[Brief] Scan the data below for the string "this". Copy every line where it appears.

[The input]
■ ■ ■

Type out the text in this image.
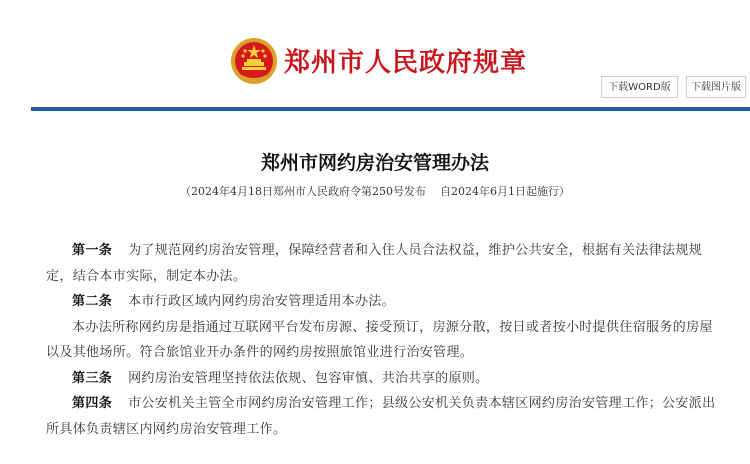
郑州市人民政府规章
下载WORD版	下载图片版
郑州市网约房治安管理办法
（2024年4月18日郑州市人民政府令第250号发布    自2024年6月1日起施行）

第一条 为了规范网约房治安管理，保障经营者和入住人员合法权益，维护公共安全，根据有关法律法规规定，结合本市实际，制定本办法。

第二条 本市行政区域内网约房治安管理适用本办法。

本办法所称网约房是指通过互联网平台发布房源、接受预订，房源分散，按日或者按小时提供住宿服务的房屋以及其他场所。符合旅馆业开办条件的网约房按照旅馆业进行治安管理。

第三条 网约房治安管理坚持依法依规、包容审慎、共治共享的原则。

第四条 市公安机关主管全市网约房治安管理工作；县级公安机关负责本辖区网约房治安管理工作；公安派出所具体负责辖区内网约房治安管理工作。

■ ■ ■

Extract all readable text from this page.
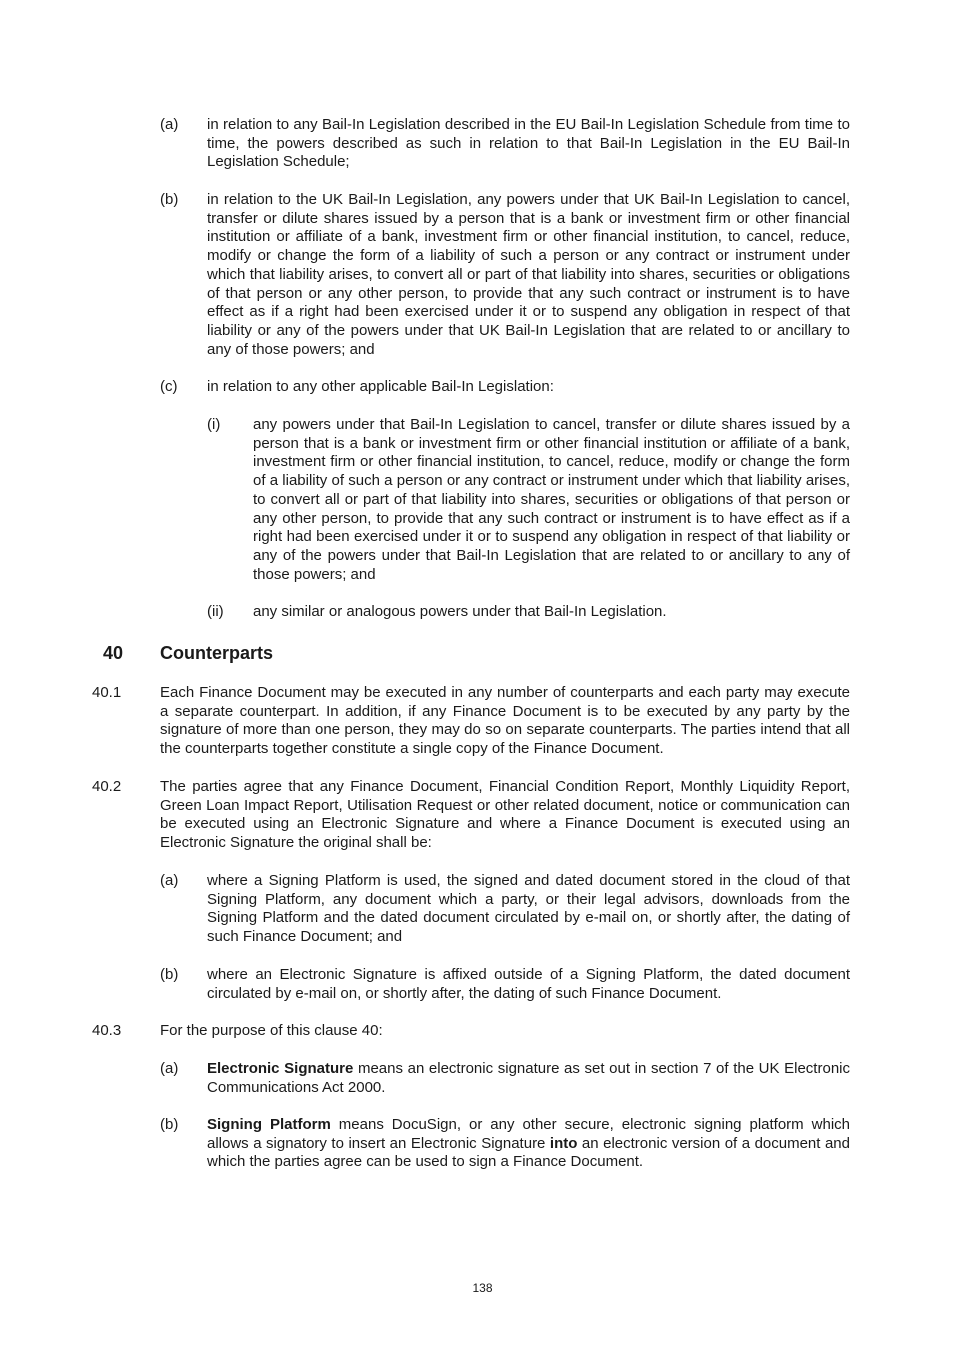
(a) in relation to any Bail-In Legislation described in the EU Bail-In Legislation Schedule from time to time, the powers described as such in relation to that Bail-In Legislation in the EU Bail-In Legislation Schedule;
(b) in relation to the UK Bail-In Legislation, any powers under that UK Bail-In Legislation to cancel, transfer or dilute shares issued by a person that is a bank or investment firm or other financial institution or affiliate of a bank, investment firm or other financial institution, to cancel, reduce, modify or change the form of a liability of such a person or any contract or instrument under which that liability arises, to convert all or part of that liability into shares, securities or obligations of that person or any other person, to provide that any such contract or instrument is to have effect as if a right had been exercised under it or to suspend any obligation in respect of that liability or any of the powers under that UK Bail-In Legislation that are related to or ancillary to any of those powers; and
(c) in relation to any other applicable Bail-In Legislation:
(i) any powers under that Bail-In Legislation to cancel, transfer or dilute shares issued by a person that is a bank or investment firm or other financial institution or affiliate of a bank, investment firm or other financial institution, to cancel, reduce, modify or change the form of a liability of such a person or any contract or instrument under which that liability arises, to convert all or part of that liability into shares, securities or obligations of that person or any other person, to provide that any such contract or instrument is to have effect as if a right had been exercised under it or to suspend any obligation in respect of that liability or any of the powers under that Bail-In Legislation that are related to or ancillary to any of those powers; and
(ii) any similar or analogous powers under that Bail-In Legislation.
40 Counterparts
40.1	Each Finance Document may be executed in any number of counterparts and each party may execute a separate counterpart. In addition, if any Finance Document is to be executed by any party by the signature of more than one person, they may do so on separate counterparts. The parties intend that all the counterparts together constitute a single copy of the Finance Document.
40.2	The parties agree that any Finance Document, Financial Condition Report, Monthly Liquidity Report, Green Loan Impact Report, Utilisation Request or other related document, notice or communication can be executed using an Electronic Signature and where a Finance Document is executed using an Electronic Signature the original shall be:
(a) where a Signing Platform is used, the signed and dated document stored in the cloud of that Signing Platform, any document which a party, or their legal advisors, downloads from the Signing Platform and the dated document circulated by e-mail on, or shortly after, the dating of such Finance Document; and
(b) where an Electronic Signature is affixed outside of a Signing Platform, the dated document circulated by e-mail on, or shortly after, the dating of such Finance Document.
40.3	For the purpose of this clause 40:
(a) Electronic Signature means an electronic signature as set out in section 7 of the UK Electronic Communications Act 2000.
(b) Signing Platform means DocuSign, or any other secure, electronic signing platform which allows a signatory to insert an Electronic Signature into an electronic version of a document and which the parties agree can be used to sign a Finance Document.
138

■ ■ ■

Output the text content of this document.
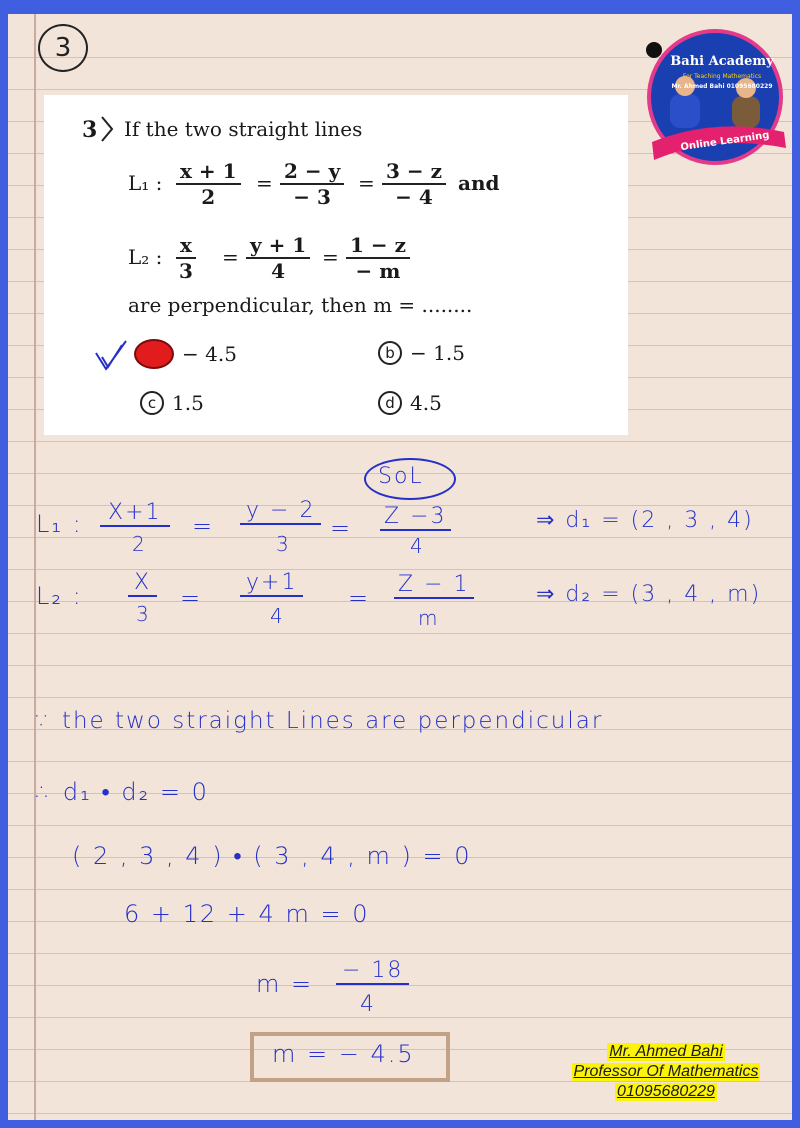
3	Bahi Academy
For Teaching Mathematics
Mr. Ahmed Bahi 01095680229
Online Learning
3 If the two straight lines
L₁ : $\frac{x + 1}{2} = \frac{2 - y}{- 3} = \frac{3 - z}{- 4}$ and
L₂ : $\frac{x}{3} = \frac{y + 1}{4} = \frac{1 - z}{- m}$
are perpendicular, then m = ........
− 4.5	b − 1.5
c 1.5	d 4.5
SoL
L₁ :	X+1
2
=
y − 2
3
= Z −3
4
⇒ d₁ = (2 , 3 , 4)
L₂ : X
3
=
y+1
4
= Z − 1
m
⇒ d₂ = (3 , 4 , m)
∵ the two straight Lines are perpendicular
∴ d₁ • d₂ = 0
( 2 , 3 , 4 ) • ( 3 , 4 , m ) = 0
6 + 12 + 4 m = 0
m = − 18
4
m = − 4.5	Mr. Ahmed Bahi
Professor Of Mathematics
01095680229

■ ■ ■

[The completed task]
Type out the text in this image.
Extract all readable text from this page.
40.3	For the purpose of this clause 40:
Output the text content of this document.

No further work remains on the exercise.